Report the number of lines containing "screenshot", with no other words.

Extracted records
******************************

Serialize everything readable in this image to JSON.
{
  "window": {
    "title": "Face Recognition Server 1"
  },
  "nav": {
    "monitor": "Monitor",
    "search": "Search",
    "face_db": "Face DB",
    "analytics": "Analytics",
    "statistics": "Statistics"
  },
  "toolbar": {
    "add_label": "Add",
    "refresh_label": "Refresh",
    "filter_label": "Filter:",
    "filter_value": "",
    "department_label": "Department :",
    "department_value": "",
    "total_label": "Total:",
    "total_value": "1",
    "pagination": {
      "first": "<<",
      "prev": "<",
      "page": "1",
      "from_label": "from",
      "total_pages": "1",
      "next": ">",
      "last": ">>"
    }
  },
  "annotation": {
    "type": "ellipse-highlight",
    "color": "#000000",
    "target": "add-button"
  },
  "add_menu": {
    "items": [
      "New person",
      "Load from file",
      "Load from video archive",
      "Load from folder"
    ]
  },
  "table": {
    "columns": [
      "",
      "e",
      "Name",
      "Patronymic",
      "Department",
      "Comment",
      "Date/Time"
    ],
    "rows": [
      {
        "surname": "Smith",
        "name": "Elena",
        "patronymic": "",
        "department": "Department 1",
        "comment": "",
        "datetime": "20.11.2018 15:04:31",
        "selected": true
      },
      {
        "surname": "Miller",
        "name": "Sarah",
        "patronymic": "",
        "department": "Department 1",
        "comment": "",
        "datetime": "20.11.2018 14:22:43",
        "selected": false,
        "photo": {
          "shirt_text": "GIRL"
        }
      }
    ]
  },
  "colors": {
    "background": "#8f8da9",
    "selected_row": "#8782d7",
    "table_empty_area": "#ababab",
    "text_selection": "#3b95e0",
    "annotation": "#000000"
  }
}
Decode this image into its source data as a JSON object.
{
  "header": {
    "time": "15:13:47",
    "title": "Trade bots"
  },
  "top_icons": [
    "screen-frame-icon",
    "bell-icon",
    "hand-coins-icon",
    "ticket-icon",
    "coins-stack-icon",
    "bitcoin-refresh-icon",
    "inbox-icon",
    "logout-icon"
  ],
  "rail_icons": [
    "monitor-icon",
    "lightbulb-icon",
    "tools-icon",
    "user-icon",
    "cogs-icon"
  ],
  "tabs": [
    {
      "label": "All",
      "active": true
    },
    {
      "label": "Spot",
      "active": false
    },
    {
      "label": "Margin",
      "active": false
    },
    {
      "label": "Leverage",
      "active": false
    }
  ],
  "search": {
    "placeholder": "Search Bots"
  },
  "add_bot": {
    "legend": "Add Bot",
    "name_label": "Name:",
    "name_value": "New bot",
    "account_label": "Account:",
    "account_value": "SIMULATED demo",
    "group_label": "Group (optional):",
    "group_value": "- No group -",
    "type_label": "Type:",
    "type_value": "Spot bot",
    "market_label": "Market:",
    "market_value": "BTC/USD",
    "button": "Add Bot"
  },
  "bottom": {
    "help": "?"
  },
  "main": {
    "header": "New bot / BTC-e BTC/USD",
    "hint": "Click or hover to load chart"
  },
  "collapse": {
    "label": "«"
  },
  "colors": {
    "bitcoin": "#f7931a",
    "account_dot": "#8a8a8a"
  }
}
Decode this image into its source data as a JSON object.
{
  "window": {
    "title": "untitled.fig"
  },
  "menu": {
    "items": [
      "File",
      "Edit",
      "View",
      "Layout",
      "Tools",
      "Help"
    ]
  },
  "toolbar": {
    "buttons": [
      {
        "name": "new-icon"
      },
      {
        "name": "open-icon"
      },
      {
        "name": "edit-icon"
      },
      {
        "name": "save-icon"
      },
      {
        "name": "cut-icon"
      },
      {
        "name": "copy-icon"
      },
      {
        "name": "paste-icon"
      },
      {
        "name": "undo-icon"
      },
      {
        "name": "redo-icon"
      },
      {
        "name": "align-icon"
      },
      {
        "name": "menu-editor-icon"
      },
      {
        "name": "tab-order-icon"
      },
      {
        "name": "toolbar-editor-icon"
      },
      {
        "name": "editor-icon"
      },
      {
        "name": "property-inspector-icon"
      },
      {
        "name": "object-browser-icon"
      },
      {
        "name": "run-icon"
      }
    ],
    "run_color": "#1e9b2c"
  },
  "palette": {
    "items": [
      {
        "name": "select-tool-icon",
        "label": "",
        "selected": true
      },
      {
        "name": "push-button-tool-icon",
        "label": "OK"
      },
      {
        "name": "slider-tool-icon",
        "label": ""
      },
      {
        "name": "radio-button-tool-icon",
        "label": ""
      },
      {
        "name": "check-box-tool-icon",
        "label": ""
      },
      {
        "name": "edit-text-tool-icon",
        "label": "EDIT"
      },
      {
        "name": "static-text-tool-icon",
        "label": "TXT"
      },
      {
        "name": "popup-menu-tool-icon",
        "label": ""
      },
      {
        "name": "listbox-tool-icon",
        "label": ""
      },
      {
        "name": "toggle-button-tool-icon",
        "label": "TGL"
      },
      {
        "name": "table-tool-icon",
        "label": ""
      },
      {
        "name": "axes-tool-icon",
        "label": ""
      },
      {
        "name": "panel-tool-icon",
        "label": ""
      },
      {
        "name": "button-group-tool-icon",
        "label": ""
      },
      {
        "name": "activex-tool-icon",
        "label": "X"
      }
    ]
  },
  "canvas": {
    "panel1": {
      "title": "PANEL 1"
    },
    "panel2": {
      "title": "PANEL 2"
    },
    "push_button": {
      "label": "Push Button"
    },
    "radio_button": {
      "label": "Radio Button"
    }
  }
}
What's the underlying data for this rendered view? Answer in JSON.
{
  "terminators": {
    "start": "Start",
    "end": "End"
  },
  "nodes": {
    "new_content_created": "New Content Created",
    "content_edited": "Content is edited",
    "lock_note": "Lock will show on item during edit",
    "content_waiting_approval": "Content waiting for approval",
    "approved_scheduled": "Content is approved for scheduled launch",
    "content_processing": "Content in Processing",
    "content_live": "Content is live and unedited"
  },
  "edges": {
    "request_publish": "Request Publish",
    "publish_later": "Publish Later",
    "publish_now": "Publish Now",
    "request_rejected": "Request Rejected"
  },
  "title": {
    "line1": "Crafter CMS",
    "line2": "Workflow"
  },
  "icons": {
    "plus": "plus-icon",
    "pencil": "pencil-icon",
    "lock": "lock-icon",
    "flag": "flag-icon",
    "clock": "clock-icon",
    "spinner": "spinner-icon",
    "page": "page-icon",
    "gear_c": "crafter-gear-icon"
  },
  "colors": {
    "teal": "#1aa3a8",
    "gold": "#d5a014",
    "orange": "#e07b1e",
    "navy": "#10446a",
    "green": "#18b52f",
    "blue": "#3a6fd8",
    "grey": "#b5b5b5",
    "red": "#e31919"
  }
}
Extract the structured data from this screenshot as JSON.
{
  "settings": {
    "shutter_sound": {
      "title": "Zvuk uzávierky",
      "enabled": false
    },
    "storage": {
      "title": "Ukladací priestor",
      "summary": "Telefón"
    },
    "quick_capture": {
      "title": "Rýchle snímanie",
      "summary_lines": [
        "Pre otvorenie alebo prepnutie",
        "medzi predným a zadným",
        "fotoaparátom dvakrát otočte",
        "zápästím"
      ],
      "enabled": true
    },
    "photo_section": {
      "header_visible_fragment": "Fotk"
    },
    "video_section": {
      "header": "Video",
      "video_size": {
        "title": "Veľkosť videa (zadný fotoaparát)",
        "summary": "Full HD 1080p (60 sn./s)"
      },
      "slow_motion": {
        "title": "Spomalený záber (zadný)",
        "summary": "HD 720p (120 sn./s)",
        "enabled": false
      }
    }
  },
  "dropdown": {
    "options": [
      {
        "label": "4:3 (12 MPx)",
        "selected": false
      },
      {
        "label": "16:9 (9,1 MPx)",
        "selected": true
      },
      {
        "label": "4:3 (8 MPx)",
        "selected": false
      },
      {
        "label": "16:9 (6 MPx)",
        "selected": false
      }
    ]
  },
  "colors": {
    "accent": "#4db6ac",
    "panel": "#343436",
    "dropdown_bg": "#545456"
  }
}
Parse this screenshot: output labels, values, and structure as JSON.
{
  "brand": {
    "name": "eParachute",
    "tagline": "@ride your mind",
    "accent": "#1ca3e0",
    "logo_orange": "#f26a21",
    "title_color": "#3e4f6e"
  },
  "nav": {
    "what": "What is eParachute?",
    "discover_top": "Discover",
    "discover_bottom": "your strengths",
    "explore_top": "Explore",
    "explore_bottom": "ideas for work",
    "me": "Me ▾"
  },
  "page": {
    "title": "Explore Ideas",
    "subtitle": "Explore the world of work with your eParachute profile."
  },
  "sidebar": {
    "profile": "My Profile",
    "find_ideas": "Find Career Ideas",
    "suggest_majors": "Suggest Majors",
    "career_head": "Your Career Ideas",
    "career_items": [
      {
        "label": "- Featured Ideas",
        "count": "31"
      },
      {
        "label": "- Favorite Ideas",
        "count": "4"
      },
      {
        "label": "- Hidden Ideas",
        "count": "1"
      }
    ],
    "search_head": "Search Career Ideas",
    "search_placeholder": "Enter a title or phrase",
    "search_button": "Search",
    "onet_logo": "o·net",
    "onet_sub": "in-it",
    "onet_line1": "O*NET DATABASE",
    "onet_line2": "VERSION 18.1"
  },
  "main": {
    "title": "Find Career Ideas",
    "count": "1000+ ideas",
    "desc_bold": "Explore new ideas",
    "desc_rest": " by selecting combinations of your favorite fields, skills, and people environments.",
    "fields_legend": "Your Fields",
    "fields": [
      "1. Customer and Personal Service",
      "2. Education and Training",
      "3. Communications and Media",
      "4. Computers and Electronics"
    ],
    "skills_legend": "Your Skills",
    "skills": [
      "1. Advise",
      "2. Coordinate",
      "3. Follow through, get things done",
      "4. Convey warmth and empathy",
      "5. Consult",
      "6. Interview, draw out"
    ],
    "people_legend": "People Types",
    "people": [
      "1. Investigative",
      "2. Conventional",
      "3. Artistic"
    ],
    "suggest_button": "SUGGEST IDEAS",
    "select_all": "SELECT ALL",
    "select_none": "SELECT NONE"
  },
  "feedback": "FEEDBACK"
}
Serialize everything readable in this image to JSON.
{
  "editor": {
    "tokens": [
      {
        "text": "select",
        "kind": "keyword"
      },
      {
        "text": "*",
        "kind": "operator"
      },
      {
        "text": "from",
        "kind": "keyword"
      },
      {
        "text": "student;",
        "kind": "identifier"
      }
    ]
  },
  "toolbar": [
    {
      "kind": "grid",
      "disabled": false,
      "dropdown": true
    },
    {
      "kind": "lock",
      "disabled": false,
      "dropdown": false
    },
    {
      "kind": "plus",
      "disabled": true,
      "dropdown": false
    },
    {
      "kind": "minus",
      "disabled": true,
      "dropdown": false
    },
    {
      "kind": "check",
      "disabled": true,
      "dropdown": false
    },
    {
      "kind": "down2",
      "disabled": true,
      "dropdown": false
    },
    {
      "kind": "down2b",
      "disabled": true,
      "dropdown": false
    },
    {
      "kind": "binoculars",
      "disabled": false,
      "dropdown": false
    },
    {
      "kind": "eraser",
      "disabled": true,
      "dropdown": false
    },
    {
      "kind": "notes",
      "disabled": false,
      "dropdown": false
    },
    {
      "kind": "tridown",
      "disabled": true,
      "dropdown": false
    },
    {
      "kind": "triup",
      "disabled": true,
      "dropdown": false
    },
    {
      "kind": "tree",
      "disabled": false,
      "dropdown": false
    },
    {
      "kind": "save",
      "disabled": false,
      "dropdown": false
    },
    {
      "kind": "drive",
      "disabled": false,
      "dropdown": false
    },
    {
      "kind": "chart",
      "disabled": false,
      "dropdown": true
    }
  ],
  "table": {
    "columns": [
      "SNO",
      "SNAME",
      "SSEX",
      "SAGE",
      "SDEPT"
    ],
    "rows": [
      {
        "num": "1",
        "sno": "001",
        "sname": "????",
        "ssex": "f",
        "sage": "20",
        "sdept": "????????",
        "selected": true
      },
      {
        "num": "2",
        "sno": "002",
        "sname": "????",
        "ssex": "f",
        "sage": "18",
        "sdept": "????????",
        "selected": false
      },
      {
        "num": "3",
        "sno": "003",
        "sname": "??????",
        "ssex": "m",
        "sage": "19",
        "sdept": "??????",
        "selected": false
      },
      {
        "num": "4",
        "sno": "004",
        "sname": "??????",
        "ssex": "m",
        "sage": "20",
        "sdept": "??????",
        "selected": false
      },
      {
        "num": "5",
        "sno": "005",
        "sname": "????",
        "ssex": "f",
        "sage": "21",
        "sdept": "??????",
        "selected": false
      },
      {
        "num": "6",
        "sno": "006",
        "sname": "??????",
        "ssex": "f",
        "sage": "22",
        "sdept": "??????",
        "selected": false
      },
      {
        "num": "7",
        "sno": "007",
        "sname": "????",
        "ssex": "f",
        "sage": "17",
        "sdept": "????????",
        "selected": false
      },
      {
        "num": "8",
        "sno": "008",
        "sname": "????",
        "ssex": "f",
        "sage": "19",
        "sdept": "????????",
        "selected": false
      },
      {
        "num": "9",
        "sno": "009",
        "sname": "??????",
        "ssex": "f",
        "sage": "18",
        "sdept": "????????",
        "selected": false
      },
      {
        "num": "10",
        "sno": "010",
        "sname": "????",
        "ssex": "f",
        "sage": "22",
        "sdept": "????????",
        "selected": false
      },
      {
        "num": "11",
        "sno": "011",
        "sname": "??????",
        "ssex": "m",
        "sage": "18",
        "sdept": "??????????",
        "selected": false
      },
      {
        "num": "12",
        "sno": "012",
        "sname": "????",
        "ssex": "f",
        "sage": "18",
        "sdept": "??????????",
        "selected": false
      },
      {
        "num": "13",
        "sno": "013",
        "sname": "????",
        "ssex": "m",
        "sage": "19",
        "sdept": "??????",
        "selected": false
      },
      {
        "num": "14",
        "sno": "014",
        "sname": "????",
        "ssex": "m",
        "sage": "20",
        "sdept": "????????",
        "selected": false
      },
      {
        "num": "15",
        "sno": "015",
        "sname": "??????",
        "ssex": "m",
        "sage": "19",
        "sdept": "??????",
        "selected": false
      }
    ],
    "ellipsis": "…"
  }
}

******************************

■ RESPONSE TO THE TASK ■
2